_What this task involves_. Set down the material once more, exactly as it appears.

Records about charts and figures

══════

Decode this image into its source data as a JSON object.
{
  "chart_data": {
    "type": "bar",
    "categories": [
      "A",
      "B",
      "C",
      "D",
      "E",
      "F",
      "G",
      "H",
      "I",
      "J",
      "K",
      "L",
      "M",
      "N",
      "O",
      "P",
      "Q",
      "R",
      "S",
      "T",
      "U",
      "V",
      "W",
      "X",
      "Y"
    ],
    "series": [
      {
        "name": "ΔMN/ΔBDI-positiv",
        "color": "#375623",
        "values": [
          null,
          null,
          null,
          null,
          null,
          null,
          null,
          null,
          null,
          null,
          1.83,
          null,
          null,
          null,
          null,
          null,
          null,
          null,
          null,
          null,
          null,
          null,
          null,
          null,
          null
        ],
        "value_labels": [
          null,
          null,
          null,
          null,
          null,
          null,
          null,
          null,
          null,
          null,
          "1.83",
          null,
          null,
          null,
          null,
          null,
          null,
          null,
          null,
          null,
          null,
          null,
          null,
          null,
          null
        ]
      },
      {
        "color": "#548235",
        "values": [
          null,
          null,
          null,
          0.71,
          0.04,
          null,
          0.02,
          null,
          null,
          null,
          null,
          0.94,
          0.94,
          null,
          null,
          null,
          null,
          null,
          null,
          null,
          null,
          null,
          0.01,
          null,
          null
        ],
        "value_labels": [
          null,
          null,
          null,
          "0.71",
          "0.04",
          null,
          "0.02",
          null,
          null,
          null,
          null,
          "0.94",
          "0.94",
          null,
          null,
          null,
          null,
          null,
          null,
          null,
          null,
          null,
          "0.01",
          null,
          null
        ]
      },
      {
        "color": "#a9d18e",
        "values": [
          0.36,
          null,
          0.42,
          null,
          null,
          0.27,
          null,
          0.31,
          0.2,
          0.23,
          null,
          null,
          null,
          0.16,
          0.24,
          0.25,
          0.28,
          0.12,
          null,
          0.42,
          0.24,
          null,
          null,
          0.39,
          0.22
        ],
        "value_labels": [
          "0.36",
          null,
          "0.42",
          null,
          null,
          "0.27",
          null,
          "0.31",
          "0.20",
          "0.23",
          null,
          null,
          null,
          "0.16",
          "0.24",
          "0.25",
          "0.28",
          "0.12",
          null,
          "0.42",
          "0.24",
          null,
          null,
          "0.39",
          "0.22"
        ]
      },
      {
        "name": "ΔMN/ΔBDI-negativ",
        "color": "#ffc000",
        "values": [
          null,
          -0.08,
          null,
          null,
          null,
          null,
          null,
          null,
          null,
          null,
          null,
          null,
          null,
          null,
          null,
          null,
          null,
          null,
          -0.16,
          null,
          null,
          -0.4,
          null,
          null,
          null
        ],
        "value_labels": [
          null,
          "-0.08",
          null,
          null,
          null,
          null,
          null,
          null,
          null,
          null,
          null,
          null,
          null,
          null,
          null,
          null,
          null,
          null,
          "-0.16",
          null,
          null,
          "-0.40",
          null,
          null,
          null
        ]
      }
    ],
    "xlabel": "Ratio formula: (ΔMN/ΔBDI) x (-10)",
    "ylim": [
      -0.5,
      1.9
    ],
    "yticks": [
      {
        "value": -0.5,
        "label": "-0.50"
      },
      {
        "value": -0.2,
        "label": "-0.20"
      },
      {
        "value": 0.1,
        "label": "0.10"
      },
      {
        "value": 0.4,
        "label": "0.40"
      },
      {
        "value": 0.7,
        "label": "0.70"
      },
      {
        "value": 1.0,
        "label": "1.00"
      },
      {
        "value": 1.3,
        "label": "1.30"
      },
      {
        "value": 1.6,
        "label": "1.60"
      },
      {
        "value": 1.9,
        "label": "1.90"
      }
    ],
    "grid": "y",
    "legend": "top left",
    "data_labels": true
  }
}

══════

_Output for this exercise_.
Decode this image into its source data as a JSON object.
{
  "chart_data": {
    "type": "bar",
    "categories": [
      "A",
      "B",
      "C",
      "D",
      "E",
      "F",
      "G",
      "H",
      "I",
      "J",
      "K",
      "L",
      "M",
      "N",
      "O",
      "P",
      "Q",
      "R",
      "S",
      "T",
      "U",
      "V",
      "W",
      "X",
      "Y"
    ],
    "series": [
      {
        "name": "ΔMN/ΔBDI-positiv",
        "color": "#375623",
        "values": [
          null,
          null,
          null,
          null,
          null,
          null,
          null,
          null,
          null,
          null,
          1.83,
          null,
          null,
          null,
          null,
          null,
          null,
          null,
          null,
          null,
          null,
          null,
          null,
          null,
          null
        ],
        "value_labels": [
          null,
          null,
          null,
          null,
          null,
          null,
          null,
          null,
          null,
          null,
          "1.83",
          null,
          null,
          null,
          null,
          null,
          null,
          null,
          null,
          null,
          null,
          null,
          null,
          null,
          null
        ]
      },
      {
        "color": "#548235",
        "values": [
          null,
          null,
          null,
          0.71,
          0.04,
          null,
          0.02,
          null,
          null,
          null,
          null,
          0.94,
          0.94,
          null,
          null,
          null,
          null,
          null,
          null,
          null,
          null,
          null,
          0.01,
          null,
          null
        ],
        "value_labels": [
          null,
          null,
          null,
          "0.71",
          "0.04",
          null,
          "0.02",
          null,
          null,
          null,
          null,
          "0.94",
          "0.94",
          null,
          null,
          null,
          null,
          null,
          null,
          null,
          null,
          null,
          "0.01",
          null,
          null
        ]
      },
      {
        "color": "#a9d18e",
        "values": [
          0.36,
          null,
          0.42,
          null,
          null,
          0.27,
          null,
          0.31,
          0.2,
          0.23,
          null,
          null,
          null,
          0.16,
          0.24,
          0.25,
          0.28,
          0.12,
          null,
          0.42,
          0.24,
          null,
          null,
          0.39,
          0.22
        ],
        "value_labels": [
          "0.36",
          null,
          "0.42",
          null,
          null,
          "0.27",
          null,
          "0.31",
          "0.20",
          "0.23",
          null,
          null,
          null,
          "0.16",
          "0.24",
          "0.25",
          "0.28",
          "0.12",
          null,
          "0.42",
          "0.24",
          null,
          null,
          "0.39",
          "0.22"
        ]
      },
      {
        "name": "ΔMN/ΔBDI-negativ",
        "color": "#ffc000",
        "values": [
          null,
          -0.08,
          null,
          null,
          null,
          null,
          null,
          null,
          null,
          null,
          null,
          null,
          null,
          null,
          null,
          null,
          null,
          null,
          -0.16,
          null,
          null,
          -0.4,
          null,
          null,
          null
        ],
        "value_labels": [
          null,
          "-0.08",
          null,
          null,
          null,
          null,
          null,
          null,
          null,
          null,
          null,
          null,
          null,
          null,
          null,
          null,
          null,
          null,
          "-0.16",
          null,
          null,
          "-0.40",
          null,
          null,
          null
        ]
      }
    ],
    "xlabel": "Ratio formula: (ΔMN/ΔBDI) x (-10)",
    "ylim": [
      -0.5,
      1.9
    ],
    "yticks": [
      {
        "value": -0.5,
        "label": "-0.50"
      },
      {
        "value": -0.2,
        "label": "-0.20"
      },
      {
        "value": 0.1,
        "label": "0.10"
      },
      {
        "value": 0.4,
        "label": "0.40"
      },
      {
        "value": 0.7,
        "label": "0.70"
      },
      {
        "value": 1.0,
        "label": "1.00"
      },
      {
        "value": 1.3,
        "label": "1.30"
      },
      {
        "value": 1.6,
        "label": "1.60"
      },
      {
        "value": 1.9,
        "label": "1.90"
      }
    ],
    "grid": "y",
    "legend": "top left",
    "data_labels": true
  }
}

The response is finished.